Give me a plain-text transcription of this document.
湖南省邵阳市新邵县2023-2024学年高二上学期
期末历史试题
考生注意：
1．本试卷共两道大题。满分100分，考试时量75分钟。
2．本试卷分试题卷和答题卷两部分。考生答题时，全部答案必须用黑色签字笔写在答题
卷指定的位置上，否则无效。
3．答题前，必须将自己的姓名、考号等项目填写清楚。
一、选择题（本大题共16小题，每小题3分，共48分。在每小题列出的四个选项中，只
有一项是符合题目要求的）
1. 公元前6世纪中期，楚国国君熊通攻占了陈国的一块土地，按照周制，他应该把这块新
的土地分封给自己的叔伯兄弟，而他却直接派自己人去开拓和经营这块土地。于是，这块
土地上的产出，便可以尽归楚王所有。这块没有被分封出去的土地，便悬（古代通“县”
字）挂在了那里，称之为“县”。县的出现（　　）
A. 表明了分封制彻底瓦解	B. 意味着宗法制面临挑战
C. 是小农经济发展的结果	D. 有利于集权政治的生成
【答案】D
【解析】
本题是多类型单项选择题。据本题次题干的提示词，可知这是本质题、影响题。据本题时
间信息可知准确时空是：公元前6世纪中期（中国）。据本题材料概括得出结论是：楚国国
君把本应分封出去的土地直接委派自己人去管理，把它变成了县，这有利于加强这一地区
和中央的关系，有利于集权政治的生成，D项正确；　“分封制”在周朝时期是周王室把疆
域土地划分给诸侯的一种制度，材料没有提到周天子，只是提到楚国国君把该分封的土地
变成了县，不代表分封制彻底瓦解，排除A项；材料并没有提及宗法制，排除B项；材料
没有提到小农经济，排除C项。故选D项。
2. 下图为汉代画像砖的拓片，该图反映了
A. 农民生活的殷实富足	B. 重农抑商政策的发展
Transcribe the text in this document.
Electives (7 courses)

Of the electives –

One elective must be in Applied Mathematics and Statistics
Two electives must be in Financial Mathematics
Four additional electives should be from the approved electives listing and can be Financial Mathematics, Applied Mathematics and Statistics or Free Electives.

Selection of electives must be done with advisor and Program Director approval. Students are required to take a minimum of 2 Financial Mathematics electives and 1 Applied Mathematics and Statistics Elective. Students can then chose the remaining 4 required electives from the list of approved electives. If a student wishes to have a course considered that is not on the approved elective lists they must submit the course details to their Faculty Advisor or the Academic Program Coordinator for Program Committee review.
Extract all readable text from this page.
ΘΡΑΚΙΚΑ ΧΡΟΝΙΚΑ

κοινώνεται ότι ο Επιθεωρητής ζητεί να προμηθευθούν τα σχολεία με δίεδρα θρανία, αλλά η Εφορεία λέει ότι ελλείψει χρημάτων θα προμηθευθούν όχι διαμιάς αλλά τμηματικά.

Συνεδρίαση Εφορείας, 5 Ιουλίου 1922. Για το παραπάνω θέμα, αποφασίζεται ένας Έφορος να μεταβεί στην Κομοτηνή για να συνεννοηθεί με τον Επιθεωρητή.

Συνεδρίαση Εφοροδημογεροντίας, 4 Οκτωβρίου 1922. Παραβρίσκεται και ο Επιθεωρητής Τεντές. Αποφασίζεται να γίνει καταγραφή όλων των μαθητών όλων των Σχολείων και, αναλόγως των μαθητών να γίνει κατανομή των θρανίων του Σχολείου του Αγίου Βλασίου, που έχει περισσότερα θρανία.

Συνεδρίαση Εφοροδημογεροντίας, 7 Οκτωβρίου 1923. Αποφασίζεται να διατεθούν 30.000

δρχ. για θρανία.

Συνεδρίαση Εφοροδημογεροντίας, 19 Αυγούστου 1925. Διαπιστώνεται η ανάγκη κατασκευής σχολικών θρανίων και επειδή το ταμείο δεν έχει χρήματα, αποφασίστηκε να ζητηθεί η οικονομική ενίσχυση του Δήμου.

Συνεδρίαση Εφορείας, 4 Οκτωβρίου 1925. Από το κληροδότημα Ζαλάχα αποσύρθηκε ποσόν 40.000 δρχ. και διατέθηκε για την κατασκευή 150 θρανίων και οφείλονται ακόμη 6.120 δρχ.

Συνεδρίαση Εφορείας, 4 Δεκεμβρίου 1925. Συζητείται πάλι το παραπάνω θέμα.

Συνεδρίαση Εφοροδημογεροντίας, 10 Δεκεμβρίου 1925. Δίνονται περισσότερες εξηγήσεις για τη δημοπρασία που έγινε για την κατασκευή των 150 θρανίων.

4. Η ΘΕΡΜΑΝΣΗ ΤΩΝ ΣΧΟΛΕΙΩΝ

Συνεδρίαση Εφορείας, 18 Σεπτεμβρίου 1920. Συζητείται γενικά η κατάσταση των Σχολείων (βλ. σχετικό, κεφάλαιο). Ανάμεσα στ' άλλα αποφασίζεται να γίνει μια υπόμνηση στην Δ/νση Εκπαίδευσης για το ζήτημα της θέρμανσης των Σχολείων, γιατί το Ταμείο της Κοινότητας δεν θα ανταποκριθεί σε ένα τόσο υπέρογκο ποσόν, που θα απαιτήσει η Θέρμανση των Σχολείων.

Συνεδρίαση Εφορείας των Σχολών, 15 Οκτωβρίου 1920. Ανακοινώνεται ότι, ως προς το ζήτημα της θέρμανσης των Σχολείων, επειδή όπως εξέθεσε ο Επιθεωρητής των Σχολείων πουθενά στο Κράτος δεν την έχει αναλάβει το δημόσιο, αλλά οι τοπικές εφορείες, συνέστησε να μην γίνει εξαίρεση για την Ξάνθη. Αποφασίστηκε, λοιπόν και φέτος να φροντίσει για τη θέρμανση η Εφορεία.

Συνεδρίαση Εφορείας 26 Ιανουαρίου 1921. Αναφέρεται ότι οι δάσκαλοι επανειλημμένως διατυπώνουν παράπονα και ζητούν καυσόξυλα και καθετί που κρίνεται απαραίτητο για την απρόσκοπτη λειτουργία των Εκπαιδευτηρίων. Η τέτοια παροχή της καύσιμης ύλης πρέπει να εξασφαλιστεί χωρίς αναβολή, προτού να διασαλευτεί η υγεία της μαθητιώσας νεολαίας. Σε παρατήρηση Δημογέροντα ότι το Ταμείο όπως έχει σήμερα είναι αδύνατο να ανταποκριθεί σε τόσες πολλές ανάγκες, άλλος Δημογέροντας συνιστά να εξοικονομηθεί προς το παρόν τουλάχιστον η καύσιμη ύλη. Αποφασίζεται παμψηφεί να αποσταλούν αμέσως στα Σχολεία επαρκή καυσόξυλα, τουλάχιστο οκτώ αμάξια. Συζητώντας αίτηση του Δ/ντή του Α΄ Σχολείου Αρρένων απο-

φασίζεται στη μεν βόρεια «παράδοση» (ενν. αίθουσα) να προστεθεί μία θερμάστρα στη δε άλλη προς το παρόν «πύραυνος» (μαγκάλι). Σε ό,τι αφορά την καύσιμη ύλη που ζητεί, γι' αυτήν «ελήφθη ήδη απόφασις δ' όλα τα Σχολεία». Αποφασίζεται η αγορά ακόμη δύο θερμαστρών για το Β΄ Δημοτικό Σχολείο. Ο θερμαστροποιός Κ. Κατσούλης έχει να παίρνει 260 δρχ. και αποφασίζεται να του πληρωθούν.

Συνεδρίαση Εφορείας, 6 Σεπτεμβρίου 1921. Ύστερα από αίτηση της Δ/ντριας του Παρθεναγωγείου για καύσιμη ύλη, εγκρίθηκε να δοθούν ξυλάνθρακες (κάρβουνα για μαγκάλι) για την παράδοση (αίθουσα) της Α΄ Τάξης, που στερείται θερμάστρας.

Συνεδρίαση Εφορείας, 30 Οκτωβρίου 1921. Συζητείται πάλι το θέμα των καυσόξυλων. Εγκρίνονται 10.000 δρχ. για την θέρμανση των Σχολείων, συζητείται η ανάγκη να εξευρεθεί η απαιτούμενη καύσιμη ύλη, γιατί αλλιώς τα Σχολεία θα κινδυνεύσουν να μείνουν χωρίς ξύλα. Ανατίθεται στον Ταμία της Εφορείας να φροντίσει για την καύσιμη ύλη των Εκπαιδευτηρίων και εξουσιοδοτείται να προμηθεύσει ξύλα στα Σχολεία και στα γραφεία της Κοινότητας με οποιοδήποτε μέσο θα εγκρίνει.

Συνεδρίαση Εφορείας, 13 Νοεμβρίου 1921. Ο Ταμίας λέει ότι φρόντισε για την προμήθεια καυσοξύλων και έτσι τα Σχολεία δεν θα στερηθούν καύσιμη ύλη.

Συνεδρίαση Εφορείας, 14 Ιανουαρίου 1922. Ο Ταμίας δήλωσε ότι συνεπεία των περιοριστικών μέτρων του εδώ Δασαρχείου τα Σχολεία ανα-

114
════════════════
What is needed —
Say how many lines in the listing above include "Σχολείου". Give nothing but the number.

Solution for this exercise —
2